-- start --

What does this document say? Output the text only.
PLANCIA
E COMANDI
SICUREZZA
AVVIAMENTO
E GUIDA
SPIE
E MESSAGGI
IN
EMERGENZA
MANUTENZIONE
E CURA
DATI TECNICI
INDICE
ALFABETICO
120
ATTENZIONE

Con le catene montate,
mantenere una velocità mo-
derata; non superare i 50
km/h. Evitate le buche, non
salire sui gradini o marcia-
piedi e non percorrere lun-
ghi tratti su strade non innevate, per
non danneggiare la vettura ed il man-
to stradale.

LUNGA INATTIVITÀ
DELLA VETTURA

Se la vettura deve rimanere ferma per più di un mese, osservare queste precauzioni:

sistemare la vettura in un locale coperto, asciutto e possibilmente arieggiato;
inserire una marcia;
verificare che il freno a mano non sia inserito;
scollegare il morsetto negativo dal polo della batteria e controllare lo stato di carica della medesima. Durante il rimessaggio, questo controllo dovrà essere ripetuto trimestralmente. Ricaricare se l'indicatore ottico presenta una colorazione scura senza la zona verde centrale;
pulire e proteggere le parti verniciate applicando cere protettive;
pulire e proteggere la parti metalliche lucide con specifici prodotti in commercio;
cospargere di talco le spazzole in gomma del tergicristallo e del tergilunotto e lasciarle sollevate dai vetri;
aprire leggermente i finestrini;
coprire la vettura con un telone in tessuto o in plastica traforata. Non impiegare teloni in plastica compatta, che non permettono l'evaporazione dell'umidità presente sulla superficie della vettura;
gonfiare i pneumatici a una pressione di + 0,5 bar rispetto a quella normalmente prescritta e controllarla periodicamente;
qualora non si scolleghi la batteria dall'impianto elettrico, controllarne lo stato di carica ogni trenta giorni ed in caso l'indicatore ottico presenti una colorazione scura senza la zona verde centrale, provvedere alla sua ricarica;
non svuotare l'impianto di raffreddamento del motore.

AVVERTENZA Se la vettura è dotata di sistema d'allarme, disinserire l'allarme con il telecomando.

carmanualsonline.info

-- end --

**REQUIRED TASK**
Print the records above exactly as they appear.

**RESPONSE FOR THIS EXERCISE**
What does this document say? Output the text only.
PLANCIA
E COMANDI
SICUREZZA
AVVIAMENTO
E GUIDA
SPIE
E MESSAGGI
IN
EMERGENZA
MANUTENZIONE
E CURA
DATI TECNICI
INDICE
ALFABETICO
120
ATTENZIONE

Con le catene montate,
mantenere una velocità mo-
derata; non superare i 50
km/h. Evitate le buche, non
salire sui gradini o marcia-
piedi e non percorrere lun-
ghi tratti su strade non innevate, per
non danneggiare la vettura ed il man-
to stradale.

LUNGA INATTIVITÀ
DELLA VETTURA

Se la vettura deve rimanere ferma per più di un mese, osservare queste precauzioni:

sistemare la vettura in un locale coperto, asciutto e possibilmente arieggiato;
inserire una marcia;
verificare che il freno a mano non sia inserito;
scollegare il morsetto negativo dal polo della batteria e controllare lo stato di carica della medesima. Durante il rimessaggio, questo controllo dovrà essere ripetuto trimestralmente. Ricaricare se l'indicatore ottico presenta una colorazione scura senza la zona verde centrale;
pulire e proteggere le parti verniciate applicando cere protettive;
pulire e proteggere la parti metalliche lucide con specifici prodotti in commercio;
cospargere di talco le spazzole in gomma del tergicristallo e del tergilunotto e lasciarle sollevate dai vetri;
aprire leggermente i finestrini;
coprire la vettura con un telone in tessuto o in plastica traforata. Non impiegare teloni in plastica compatta, che non permettono l'evaporazione dell'umidità presente sulla superficie della vettura;
gonfiare i pneumatici a una pressione di + 0,5 bar rispetto a quella normalmente prescritta e controllarla periodicamente;
qualora non si scolleghi la batteria dall'impianto elettrico, controllarne lo stato di carica ogni trenta giorni ed in caso l'indicatore ottico presenti una colorazione scura senza la zona verde centrale, provvedere alla sua ricarica;
non svuotare l'impianto di raffreddamento del motore.

AVVERTENZA Se la vettura è dotata di sistema d'allarme, disinserire l'allarme con il telecomando.

carmanualsonline.info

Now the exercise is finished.